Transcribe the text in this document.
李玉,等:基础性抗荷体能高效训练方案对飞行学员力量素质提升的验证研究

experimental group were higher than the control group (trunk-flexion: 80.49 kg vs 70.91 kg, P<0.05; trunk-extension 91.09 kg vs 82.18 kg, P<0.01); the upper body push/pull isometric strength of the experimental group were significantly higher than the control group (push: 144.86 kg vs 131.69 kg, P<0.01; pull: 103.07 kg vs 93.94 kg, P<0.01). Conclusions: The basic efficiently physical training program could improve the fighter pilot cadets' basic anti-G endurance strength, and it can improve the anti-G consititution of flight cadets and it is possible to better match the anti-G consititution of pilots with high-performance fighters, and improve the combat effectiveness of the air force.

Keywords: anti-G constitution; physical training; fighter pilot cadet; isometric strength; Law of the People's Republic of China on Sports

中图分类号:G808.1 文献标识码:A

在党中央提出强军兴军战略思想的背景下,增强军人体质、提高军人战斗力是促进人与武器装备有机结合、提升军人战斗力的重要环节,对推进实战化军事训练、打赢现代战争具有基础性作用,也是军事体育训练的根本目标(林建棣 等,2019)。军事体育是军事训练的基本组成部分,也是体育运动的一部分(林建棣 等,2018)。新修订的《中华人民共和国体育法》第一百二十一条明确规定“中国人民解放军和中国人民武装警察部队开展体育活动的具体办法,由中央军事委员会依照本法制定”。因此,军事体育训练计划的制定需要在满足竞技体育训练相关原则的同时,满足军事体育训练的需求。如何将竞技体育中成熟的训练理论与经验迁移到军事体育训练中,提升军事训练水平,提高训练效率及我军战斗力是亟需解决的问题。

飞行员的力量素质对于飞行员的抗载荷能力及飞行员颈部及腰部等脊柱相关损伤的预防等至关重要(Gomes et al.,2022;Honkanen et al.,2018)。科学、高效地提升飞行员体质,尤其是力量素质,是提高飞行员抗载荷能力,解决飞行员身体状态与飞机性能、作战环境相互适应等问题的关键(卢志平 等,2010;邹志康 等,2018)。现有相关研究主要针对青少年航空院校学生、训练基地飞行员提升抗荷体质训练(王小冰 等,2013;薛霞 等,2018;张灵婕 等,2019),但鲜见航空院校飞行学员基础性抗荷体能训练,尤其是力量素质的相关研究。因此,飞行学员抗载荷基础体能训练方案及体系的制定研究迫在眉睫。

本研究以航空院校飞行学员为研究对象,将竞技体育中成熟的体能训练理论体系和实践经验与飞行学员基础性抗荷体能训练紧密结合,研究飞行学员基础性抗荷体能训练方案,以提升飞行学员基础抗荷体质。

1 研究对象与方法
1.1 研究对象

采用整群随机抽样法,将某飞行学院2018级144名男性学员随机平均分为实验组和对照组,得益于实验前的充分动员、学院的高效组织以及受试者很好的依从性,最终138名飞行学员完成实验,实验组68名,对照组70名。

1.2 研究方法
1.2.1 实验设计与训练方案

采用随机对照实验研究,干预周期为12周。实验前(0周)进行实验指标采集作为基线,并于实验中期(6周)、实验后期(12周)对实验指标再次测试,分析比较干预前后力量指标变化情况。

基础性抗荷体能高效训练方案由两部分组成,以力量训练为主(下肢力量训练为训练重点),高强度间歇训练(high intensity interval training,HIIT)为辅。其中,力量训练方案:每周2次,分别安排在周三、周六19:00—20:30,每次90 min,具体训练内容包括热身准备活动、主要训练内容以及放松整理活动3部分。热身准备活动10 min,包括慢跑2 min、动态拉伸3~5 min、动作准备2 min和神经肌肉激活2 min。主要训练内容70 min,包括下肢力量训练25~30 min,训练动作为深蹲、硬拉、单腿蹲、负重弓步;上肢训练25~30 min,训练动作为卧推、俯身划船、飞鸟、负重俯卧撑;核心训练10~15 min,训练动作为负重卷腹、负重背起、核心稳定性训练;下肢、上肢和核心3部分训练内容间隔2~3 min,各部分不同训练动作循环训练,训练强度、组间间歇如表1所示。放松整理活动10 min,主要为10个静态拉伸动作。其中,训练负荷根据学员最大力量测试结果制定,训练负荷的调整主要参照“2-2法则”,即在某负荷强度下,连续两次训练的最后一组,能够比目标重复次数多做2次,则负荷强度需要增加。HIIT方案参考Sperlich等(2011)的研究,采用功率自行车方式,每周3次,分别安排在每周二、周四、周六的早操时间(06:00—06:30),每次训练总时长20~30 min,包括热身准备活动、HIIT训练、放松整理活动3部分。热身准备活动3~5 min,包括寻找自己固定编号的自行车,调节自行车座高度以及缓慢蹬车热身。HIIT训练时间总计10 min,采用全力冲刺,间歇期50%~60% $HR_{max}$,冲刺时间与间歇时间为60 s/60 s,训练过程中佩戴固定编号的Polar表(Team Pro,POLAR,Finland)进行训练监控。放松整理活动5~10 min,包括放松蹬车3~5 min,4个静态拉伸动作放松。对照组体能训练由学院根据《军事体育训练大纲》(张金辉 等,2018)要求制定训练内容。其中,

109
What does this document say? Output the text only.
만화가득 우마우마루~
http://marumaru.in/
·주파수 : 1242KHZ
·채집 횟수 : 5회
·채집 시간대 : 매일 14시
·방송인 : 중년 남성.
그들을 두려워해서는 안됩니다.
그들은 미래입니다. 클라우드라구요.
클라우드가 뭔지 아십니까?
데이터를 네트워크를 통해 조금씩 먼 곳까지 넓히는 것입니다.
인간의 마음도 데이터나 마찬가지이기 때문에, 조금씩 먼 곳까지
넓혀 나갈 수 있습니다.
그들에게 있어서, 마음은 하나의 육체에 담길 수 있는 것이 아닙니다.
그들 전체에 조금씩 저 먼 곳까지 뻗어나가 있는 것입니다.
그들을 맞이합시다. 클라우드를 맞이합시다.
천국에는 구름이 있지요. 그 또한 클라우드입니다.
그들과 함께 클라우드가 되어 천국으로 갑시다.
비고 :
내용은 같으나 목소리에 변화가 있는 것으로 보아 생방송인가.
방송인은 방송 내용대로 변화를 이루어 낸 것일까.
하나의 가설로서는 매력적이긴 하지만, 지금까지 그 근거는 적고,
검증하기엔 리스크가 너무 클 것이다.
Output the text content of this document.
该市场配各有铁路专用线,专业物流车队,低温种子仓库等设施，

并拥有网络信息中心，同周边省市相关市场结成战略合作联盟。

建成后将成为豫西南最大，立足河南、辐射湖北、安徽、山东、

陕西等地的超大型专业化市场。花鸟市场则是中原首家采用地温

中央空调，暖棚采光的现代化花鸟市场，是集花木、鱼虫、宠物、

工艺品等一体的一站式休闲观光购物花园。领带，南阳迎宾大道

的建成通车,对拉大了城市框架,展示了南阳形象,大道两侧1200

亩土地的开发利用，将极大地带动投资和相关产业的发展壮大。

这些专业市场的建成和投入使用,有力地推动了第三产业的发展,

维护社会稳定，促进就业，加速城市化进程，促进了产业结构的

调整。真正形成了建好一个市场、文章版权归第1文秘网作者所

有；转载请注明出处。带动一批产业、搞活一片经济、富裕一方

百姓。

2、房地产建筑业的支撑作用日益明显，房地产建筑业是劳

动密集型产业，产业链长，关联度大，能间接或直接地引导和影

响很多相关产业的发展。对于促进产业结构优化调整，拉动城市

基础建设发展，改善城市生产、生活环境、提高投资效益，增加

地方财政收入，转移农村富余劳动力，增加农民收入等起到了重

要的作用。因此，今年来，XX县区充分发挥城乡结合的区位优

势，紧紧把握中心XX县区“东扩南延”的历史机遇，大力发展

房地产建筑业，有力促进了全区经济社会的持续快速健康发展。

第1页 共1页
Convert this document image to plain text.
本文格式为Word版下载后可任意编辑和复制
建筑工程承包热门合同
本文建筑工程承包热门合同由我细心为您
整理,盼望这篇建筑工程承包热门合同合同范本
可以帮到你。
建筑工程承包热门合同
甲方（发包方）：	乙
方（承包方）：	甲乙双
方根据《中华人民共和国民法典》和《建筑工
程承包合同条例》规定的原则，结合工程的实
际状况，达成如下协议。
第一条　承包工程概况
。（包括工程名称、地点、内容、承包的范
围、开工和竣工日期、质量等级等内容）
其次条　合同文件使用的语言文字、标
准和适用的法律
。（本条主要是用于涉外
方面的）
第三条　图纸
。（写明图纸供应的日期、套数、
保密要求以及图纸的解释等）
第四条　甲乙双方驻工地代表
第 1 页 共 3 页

______________________________

▶ TASK DESCRIPTION
Filter the entries down to the lines containing "text". Copy each of those lines.

▶ RIGHT ANSWER
Transcribe the text in this document.
What does this document say? Output the text only.
Output the text content of this document.
Convert this document image to plain text.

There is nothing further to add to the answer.